DIRECTIONS FOR THIS TASK = Wherever "Person" appears in a line, list that line.

DATA TO USE =
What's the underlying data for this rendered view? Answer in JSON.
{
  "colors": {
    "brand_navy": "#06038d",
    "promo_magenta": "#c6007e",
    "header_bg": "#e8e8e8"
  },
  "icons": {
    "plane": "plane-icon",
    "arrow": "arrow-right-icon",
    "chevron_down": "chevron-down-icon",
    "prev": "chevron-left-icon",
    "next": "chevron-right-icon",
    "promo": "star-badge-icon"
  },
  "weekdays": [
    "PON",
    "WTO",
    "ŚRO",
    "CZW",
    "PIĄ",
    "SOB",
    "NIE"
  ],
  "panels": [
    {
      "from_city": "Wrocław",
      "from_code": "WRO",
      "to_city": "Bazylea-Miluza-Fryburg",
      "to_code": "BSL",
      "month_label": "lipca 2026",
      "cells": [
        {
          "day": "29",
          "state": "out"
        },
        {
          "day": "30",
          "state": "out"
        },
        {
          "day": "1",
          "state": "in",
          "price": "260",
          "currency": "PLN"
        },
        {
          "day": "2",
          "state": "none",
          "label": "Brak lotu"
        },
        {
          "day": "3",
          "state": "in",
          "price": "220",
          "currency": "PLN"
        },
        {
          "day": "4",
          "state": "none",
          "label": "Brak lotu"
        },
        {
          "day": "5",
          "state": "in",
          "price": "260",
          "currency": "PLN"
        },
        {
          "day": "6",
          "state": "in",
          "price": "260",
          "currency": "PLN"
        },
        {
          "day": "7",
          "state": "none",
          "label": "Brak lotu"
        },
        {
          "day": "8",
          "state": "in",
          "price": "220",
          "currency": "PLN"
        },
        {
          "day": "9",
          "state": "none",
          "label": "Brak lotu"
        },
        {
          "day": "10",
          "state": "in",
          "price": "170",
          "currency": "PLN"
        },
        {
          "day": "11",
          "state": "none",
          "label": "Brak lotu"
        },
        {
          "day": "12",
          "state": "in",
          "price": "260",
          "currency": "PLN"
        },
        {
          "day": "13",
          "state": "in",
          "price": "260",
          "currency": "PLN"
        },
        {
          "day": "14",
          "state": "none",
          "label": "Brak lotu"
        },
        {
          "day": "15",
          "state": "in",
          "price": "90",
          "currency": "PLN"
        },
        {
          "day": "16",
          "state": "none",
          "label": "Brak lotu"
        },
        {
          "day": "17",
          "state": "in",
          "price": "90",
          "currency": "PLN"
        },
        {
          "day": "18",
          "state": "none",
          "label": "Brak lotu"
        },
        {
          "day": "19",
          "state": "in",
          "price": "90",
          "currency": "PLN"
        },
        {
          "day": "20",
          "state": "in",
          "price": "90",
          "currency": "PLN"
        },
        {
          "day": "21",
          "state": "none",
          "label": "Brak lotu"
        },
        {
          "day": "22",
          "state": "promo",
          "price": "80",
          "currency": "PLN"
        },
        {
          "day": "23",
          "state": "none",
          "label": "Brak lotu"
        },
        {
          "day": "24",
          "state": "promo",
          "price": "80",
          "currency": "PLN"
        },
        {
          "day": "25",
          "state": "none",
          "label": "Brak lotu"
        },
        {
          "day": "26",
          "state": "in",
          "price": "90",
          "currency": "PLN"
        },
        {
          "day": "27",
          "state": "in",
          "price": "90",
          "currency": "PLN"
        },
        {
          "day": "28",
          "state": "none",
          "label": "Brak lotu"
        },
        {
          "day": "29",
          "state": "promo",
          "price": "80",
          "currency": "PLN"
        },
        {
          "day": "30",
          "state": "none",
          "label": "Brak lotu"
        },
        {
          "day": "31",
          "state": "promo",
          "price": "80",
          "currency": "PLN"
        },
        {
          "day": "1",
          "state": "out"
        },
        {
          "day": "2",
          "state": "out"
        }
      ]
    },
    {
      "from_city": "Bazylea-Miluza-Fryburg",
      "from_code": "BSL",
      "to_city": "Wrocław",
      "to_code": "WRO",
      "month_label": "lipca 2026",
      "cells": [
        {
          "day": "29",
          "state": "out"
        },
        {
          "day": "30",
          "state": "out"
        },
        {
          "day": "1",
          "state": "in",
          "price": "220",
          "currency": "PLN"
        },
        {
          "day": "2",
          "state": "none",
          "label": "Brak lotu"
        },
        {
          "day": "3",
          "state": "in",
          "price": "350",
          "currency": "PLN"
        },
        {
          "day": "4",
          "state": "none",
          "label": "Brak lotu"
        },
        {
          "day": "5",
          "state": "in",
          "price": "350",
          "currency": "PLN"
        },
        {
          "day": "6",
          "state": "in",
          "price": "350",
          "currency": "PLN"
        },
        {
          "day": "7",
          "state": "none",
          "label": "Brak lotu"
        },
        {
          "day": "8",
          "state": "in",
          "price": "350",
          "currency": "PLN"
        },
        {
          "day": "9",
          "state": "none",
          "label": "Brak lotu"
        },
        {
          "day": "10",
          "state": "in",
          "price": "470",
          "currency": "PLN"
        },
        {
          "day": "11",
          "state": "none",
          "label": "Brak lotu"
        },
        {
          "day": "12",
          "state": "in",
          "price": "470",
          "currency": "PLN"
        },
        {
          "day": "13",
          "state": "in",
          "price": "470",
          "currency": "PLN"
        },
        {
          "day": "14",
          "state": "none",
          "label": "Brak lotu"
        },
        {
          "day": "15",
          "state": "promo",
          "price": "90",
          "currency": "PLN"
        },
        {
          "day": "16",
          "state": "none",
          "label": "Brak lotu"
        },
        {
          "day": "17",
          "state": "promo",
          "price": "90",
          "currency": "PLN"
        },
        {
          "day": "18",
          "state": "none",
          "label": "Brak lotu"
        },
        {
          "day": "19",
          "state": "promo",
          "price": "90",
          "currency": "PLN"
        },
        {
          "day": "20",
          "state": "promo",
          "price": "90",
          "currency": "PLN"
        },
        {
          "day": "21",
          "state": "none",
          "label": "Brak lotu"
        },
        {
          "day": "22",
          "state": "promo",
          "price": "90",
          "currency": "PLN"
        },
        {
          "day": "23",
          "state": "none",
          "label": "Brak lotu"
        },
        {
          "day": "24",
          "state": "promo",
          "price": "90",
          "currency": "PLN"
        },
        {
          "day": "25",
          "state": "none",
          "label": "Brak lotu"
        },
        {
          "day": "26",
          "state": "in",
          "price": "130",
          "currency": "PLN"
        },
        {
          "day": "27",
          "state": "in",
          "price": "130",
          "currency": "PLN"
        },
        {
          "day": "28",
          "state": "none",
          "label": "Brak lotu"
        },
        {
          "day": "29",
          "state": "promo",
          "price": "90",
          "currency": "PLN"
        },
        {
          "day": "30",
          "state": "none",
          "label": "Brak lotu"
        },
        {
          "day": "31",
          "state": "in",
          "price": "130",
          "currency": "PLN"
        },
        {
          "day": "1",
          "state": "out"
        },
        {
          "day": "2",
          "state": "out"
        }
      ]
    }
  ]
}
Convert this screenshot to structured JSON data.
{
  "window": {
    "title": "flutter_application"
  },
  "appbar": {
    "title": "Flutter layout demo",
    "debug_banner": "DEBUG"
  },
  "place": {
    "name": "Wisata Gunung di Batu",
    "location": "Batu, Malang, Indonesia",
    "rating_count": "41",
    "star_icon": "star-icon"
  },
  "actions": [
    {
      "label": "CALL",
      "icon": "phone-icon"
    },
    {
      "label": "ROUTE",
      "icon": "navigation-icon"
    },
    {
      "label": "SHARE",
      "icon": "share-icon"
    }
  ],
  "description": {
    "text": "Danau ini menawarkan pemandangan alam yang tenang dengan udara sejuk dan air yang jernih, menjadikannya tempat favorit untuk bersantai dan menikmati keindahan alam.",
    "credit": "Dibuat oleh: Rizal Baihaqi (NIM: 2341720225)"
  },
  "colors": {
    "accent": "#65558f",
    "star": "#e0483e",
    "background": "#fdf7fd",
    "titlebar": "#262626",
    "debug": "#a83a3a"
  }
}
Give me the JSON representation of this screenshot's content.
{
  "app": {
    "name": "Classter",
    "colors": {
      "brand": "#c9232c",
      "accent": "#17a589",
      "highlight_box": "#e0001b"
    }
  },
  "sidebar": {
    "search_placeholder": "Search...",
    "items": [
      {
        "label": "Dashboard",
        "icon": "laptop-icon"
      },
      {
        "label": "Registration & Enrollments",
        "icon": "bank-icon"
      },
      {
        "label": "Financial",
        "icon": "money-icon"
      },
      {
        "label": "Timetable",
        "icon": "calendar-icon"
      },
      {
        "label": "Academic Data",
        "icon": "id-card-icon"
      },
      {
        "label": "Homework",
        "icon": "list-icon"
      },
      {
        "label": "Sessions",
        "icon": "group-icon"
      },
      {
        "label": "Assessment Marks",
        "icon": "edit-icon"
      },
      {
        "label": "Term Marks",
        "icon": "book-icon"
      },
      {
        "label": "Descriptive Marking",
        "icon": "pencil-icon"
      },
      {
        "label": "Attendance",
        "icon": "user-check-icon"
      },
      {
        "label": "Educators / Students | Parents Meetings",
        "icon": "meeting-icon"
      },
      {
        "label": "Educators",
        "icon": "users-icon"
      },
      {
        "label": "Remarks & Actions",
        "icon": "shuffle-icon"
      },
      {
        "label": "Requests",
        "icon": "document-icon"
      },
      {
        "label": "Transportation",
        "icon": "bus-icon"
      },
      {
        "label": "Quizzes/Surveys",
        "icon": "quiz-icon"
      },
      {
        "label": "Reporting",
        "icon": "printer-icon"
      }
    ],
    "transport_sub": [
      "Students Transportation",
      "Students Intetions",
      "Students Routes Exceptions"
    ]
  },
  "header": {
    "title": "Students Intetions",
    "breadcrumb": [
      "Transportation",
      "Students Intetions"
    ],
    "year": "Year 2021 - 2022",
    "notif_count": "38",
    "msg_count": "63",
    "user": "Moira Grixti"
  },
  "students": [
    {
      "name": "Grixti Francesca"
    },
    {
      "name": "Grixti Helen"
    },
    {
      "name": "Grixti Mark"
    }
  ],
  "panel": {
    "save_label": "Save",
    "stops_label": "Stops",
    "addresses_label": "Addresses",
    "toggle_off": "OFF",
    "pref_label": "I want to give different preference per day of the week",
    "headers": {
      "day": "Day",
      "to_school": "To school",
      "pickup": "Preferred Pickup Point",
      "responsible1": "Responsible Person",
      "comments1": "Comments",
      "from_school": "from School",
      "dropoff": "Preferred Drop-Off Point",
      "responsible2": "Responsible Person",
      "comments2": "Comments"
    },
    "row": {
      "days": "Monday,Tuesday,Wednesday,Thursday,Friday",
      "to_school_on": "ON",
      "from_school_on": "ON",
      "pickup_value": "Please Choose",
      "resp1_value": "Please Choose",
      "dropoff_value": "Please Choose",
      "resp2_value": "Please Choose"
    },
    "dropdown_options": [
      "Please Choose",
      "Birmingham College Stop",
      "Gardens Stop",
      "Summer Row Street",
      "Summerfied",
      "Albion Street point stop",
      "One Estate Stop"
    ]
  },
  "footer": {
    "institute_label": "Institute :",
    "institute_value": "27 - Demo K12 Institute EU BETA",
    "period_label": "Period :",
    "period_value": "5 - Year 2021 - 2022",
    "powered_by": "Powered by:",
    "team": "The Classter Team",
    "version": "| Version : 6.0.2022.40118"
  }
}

SOLUTION BELOW =
      "responsible1": "Responsible Person",
      "responsible2": "Responsible Person",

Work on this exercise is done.